• **The exercise**
Go through the listing and write out all of it exactly.
--- START OF Rows ---
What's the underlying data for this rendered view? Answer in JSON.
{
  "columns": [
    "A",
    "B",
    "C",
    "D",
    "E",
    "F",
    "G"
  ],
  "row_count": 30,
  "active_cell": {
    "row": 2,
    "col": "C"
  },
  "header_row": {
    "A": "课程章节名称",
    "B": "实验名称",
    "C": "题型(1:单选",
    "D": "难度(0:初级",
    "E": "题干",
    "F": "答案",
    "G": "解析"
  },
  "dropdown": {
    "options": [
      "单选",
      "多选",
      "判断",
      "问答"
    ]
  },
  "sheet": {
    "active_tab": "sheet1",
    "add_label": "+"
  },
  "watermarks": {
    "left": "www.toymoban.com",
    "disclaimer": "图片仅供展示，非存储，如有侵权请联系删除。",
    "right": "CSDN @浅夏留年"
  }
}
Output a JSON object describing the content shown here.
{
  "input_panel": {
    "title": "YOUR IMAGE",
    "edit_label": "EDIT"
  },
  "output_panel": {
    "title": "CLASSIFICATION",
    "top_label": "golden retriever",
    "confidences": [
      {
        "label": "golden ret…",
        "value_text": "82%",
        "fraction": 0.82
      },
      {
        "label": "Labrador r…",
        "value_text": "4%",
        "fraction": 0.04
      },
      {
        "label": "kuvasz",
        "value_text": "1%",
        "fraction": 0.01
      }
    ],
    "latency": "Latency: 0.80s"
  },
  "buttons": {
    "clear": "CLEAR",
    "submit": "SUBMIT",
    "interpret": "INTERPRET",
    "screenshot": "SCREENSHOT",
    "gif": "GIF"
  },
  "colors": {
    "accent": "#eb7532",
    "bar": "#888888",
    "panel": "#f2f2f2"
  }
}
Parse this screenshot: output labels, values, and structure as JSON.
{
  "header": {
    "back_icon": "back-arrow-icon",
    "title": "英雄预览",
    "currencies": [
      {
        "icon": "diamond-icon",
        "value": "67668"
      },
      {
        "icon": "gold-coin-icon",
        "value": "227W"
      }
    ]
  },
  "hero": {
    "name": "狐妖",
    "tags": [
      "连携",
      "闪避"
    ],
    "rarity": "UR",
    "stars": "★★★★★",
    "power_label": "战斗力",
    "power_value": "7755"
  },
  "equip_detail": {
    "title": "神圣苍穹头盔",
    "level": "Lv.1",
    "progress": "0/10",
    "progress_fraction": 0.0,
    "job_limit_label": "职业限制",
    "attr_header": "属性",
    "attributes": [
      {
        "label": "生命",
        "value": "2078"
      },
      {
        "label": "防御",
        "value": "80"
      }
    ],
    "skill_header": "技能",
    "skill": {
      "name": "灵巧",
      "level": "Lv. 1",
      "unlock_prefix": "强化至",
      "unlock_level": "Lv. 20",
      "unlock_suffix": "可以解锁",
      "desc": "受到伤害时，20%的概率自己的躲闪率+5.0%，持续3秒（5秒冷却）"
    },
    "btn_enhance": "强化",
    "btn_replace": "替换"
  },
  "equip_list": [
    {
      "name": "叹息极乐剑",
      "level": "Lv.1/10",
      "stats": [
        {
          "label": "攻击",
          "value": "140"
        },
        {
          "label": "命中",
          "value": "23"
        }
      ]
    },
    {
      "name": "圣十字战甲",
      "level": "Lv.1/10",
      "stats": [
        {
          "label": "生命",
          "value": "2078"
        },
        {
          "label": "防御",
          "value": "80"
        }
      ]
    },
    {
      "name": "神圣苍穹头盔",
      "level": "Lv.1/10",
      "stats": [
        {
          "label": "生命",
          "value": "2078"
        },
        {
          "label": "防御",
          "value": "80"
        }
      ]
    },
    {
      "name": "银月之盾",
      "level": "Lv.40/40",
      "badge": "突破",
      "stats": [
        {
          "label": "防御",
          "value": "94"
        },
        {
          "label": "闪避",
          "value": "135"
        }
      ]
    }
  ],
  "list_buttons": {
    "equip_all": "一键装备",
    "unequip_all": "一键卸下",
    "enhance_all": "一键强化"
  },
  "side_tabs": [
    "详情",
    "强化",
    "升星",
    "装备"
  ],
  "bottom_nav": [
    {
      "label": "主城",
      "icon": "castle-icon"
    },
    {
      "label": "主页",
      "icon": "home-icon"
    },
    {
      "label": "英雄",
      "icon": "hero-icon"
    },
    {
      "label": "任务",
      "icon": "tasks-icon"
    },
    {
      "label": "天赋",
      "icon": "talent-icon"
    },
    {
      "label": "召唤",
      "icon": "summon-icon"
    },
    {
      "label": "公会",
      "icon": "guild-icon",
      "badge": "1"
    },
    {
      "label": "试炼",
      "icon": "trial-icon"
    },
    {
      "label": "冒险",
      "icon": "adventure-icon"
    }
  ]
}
--- END OF Rows ---
• **Response to this task**
What's the underlying data for this rendered view? Answer in JSON.
{
  "columns": [
    "A",
    "B",
    "C",
    "D",
    "E",
    "F",
    "G"
  ],
  "row_count": 30,
  "active_cell": {
    "row": 2,
    "col": "C"
  },
  "header_row": {
    "A": "课程章节名称",
    "B": "实验名称",
    "C": "题型(1:单选",
    "D": "难度(0:初级",
    "E": "题干",
    "F": "答案",
    "G": "解析"
  },
  "dropdown": {
    "options": [
      "单选",
      "多选",
      "判断",
      "问答"
    ]
  },
  "sheet": {
    "active_tab": "sheet1",
    "add_label": "+"
  },
  "watermarks": {
    "left": "www.toymoban.com",
    "disclaimer": "图片仅供展示，非存储，如有侵权请联系删除。",
    "right": "CSDN @浅夏留年"
  }
}
Output a JSON object describing the content shown here.
{
  "input_panel": {
    "title": "YOUR IMAGE",
    "edit_label": "EDIT"
  },
  "output_panel": {
    "title": "CLASSIFICATION",
    "top_label": "golden retriever",
    "confidences": [
      {
        "label": "golden ret…",
        "value_text": "82%",
        "fraction": 0.82
      },
      {
        "label": "Labrador r…",
        "value_text": "4%",
        "fraction": 0.04
      },
      {
        "label": "kuvasz",
        "value_text": "1%",
        "fraction": 0.01
      }
    ],
    "latency": "Latency: 0.80s"
  },
  "buttons": {
    "clear": "CLEAR",
    "submit": "SUBMIT",
    "interpret": "INTERPRET",
    "screenshot": "SCREENSHOT",
    "gif": "GIF"
  },
  "colors": {
    "accent": "#eb7532",
    "bar": "#888888",
    "panel": "#f2f2f2"
  }
}
Parse this screenshot: output labels, values, and structure as JSON.
{
  "header": {
    "back_icon": "back-arrow-icon",
    "title": "英雄预览",
    "currencies": [
      {
        "icon": "diamond-icon",
        "value": "67668"
      },
      {
        "icon": "gold-coin-icon",
        "value": "227W"
      }
    ]
  },
  "hero": {
    "name": "狐妖",
    "tags": [
      "连携",
      "闪避"
    ],
    "rarity": "UR",
    "stars": "★★★★★",
    "power_label": "战斗力",
    "power_value": "7755"
  },
  "equip_detail": {
    "title": "神圣苍穹头盔",
    "level": "Lv.1",
    "progress": "0/10",
    "progress_fraction": 0.0,
    "job_limit_label": "职业限制",
    "attr_header": "属性",
    "attributes": [
      {
        "label": "生命",
        "value": "2078"
      },
      {
        "label": "防御",
        "value": "80"
      }
    ],
    "skill_header": "技能",
    "skill": {
      "name": "灵巧",
      "level": "Lv. 1",
      "unlock_prefix": "强化至",
      "unlock_level": "Lv. 20",
      "unlock_suffix": "可以解锁",
      "desc": "受到伤害时，20%的概率自己的躲闪率+5.0%，持续3秒（5秒冷却）"
    },
    "btn_enhance": "强化",
    "btn_replace": "替换"
  },
  "equip_list": [
    {
      "name": "叹息极乐剑",
      "level": "Lv.1/10",
      "stats": [
        {
          "label": "攻击",
          "value": "140"
        },
        {
          "label": "命中",
          "value": "23"
        }
      ]
    },
    {
      "name": "圣十字战甲",
      "level": "Lv.1/10",
      "stats": [
        {
          "label": "生命",
          "value": "2078"
        },
        {
          "label": "防御",
          "value": "80"
        }
      ]
    },
    {
      "name": "神圣苍穹头盔",
      "level": "Lv.1/10",
      "stats": [
        {
          "label": "生命",
          "value": "2078"
        },
        {
          "label": "防御",
          "value": "80"
        }
      ]
    },
    {
      "name": "银月之盾",
      "level": "Lv.40/40",
      "badge": "突破",
      "stats": [
        {
          "label": "防御",
          "value": "94"
        },
        {
          "label": "闪避",
          "value": "135"
        }
      ]
    }
  ],
  "list_buttons": {
    "equip_all": "一键装备",
    "unequip_all": "一键卸下",
    "enhance_all": "一键强化"
  },
  "side_tabs": [
    "详情",
    "强化",
    "升星",
    "装备"
  ],
  "bottom_nav": [
    {
      "label": "主城",
      "icon": "castle-icon"
    },
    {
      "label": "主页",
      "icon": "home-icon"
    },
    {
      "label": "英雄",
      "icon": "hero-icon"
    },
    {
      "label": "任务",
      "icon": "tasks-icon"
    },
    {
      "label": "天赋",
      "icon": "talent-icon"
    },
    {
      "label": "召唤",
      "icon": "summon-icon"
    },
    {
      "label": "公会",
      "icon": "guild-icon",
      "badge": "1"
    },
    {
      "label": "试炼",
      "icon": "trial-icon"
    },
    {
      "label": "冒险",
      "icon": "adventure-icon"
    }
  ]
}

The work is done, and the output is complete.